■ Instruction
Give every line below again, exactly.

■ Records
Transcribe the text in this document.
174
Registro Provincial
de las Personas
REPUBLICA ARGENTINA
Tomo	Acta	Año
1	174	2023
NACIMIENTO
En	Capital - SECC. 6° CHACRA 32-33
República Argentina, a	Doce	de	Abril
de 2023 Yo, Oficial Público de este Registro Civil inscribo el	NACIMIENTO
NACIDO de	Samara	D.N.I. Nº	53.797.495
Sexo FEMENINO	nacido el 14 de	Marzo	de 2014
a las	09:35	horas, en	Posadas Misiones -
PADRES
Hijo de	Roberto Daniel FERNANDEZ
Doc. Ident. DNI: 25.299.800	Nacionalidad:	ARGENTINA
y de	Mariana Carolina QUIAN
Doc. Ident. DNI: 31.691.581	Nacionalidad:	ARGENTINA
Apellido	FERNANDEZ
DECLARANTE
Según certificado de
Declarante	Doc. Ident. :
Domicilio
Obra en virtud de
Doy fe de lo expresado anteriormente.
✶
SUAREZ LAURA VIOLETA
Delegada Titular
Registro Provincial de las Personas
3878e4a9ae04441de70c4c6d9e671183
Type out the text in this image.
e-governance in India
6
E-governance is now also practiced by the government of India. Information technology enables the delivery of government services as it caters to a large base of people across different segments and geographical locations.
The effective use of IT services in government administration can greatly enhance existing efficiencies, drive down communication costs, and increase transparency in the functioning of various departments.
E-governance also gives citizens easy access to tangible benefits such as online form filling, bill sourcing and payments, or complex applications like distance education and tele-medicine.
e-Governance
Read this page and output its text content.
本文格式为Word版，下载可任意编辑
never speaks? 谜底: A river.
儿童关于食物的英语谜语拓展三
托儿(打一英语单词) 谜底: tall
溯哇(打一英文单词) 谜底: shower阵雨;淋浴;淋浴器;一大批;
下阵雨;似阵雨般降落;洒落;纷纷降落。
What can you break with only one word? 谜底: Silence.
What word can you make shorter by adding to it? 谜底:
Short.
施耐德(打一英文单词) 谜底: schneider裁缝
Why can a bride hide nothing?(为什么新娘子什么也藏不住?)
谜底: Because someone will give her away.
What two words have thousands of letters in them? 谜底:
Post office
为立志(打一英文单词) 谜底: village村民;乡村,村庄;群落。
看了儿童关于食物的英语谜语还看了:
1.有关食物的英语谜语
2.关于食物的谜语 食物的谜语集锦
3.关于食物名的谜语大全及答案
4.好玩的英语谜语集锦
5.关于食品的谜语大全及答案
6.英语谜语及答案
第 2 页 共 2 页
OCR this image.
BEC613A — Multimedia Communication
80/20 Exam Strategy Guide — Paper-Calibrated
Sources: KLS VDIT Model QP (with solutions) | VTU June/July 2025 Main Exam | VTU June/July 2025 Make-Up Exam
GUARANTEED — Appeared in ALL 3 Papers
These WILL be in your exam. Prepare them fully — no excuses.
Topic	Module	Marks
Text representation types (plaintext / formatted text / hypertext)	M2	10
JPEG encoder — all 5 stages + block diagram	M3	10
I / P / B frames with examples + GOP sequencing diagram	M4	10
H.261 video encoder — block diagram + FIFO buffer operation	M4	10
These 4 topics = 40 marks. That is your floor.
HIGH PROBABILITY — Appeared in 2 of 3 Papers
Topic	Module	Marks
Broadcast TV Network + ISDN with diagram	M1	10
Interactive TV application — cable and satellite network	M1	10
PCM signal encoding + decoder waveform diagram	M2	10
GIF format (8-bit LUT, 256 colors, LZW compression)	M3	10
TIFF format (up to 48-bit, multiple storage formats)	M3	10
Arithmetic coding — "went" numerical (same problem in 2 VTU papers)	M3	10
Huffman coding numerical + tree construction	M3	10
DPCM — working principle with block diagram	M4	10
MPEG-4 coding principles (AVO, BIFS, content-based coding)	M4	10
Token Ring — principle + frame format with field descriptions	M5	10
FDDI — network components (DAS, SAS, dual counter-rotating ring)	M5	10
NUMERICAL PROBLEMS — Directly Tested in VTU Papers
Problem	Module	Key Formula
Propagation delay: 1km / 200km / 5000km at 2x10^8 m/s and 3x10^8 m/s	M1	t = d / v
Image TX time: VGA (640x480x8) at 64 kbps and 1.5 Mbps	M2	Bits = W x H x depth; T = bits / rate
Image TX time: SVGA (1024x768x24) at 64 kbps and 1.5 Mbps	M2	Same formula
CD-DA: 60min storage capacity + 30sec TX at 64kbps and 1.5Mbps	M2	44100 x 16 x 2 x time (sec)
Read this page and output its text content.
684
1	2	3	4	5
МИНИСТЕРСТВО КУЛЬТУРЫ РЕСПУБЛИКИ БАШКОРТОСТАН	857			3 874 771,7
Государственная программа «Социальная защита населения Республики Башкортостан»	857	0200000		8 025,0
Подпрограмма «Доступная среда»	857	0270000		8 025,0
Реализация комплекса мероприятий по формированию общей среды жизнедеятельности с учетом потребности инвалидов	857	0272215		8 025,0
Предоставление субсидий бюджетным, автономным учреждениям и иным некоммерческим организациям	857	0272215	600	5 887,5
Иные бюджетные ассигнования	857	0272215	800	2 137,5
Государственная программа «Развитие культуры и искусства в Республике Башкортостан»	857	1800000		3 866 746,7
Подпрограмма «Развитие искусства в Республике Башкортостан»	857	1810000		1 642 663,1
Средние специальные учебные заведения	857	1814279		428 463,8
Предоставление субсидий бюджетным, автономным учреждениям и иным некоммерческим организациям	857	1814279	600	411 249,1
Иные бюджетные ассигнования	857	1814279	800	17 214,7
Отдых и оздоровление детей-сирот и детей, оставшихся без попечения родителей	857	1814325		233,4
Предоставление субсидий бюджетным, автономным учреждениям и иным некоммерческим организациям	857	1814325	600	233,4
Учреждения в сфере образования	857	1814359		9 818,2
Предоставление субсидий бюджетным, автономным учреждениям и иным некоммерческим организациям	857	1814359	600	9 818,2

■ Finished exercise
Transcribe the text in this document.
174
Registro Provincial
de las Personas
REPUBLICA ARGENTINA
Tomo	Acta	Año
1	174	2023
NACIMIENTO
En	Capital - SECC. 6° CHACRA 32-33
República Argentina, a	Doce	de	Abril
de 2023 Yo, Oficial Público de este Registro Civil inscribo el	NACIMIENTO
NACIDO de	Samara	D.N.I. Nº	53.797.495
Sexo FEMENINO	nacido el 14 de	Marzo	de 2014
a las	09:35	horas, en	Posadas Misiones -
PADRES
Hijo de	Roberto Daniel FERNANDEZ
Doc. Ident. DNI: 25.299.800	Nacionalidad:	ARGENTINA
y de	Mariana Carolina QUIAN
Doc. Ident. DNI: 31.691.581	Nacionalidad:	ARGENTINA
Apellido	FERNANDEZ
DECLARANTE
Según certificado de
Declarante	Doc. Ident. :
Domicilio
Obra en virtud de
Doy fe de lo expresado anteriormente.
✶
SUAREZ LAURA VIOLETA
Delegada Titular
Registro Provincial de las Personas
3878e4a9ae04441de70c4c6d9e671183
Type out the text in this image.
e-governance in India
6
E-governance is now also practiced by the government of India. Information technology enables the delivery of government services as it caters to a large base of people across different segments and geographical locations.
The effective use of IT services in government administration can greatly enhance existing efficiencies, drive down communication costs, and increase transparency in the functioning of various departments.
E-governance also gives citizens easy access to tangible benefits such as online form filling, bill sourcing and payments, or complex applications like distance education and tele-medicine.
e-Governance
Read this page and output its text content.
本文格式为Word版，下载可任意编辑
never speaks? 谜底: A river.
儿童关于食物的英语谜语拓展三
托儿(打一英语单词) 谜底: tall
溯哇(打一英文单词) 谜底: shower阵雨;淋浴;淋浴器;一大批;
下阵雨;似阵雨般降落;洒落;纷纷降落。
What can you break with only one word? 谜底: Silence.
What word can you make shorter by adding to it? 谜底:
Short.
施耐德(打一英文单词) 谜底: schneider裁缝
Why can a bride hide nothing?(为什么新娘子什么也藏不住?)
谜底: Because someone will give her away.
What two words have thousands of letters in them? 谜底:
Post office
为立志(打一英文单词) 谜底: village村民;乡村,村庄;群落。
看了儿童关于食物的英语谜语还看了:
1.有关食物的英语谜语
2.关于食物的谜语 食物的谜语集锦
3.关于食物名的谜语大全及答案
4.好玩的英语谜语集锦
5.关于食品的谜语大全及答案
6.英语谜语及答案
第 2 页 共 2 页
OCR this image.
BEC613A — Multimedia Communication
80/20 Exam Strategy Guide — Paper-Calibrated
Sources: KLS VDIT Model QP (with solutions) | VTU June/July 2025 Main Exam | VTU June/July 2025 Make-Up Exam
GUARANTEED — Appeared in ALL 3 Papers
These WILL be in your exam. Prepare them fully — no excuses.
Topic	Module	Marks
Text representation types (plaintext / formatted text / hypertext)	M2	10
JPEG encoder — all 5 stages + block diagram	M3	10
I / P / B frames with examples + GOP sequencing diagram	M4	10
H.261 video encoder — block diagram + FIFO buffer operation	M4	10
These 4 topics = 40 marks. That is your floor.
HIGH PROBABILITY — Appeared in 2 of 3 Papers
Topic	Module	Marks
Broadcast TV Network + ISDN with diagram	M1	10
Interactive TV application — cable and satellite network	M1	10
PCM signal encoding + decoder waveform diagram	M2	10
GIF format (8-bit LUT, 256 colors, LZW compression)	M3	10
TIFF format (up to 48-bit, multiple storage formats)	M3	10
Arithmetic coding — "went" numerical (same problem in 2 VTU papers)	M3	10
Huffman coding numerical + tree construction	M3	10
DPCM — working principle with block diagram	M4	10
MPEG-4 coding principles (AVO, BIFS, content-based coding)	M4	10
Token Ring — principle + frame format with field descriptions	M5	10
FDDI — network components (DAS, SAS, dual counter-rotating ring)	M5	10
NUMERICAL PROBLEMS — Directly Tested in VTU Papers
Problem	Module	Key Formula
Propagation delay: 1km / 200km / 5000km at 2x10^8 m/s and 3x10^8 m/s	M1	t = d / v
Image TX time: VGA (640x480x8) at 64 kbps and 1.5 Mbps	M2	Bits = W x H x depth; T = bits / rate
Image TX time: SVGA (1024x768x24) at 64 kbps and 1.5 Mbps	M2	Same formula
CD-DA: 60min storage capacity + 30sec TX at 64kbps and 1.5Mbps	M2	44100 x 16 x 2 x time (sec)
Read this page and output its text content.
684
1	2	3	4	5
МИНИСТЕРСТВО КУЛЬТУРЫ РЕСПУБЛИКИ БАШКОРТОСТАН	857			3 874 771,7
Государственная программа «Социальная защита населения Республики Башкортостан»	857	0200000		8 025,0
Подпрограмма «Доступная среда»	857	0270000		8 025,0
Реализация комплекса мероприятий по формированию общей среды жизнедеятельности с учетом потребности инвалидов	857	0272215		8 025,0
Предоставление субсидий бюджетным, автономным учреждениям и иным некоммерческим организациям	857	0272215	600	5 887,5
Иные бюджетные ассигнования	857	0272215	800	2 137,5
Государственная программа «Развитие культуры и искусства в Республике Башкортостан»	857	1800000		3 866 746,7
Подпрограмма «Развитие искусства в Республике Башкортостан»	857	1810000		1 642 663,1
Средние специальные учебные заведения	857	1814279		428 463,8
Предоставление субсидий бюджетным, автономным учреждениям и иным некоммерческим организациям	857	1814279	600	411 249,1
Иные бюджетные ассигнования	857	1814279	800	17 214,7
Отдых и оздоровление детей-сирот и детей, оставшихся без попечения родителей	857	1814325		233,4
Предоставление субсидий бюджетным, автономным учреждениям и иным некоммерческим организациям	857	1814325	600	233,4
Учреждения в сфере образования	857	1814359		9 818,2
Предоставление субсидий бюджетным, автономным учреждениям и иным некоммерческим организациям	857	1814359	600	9 818,2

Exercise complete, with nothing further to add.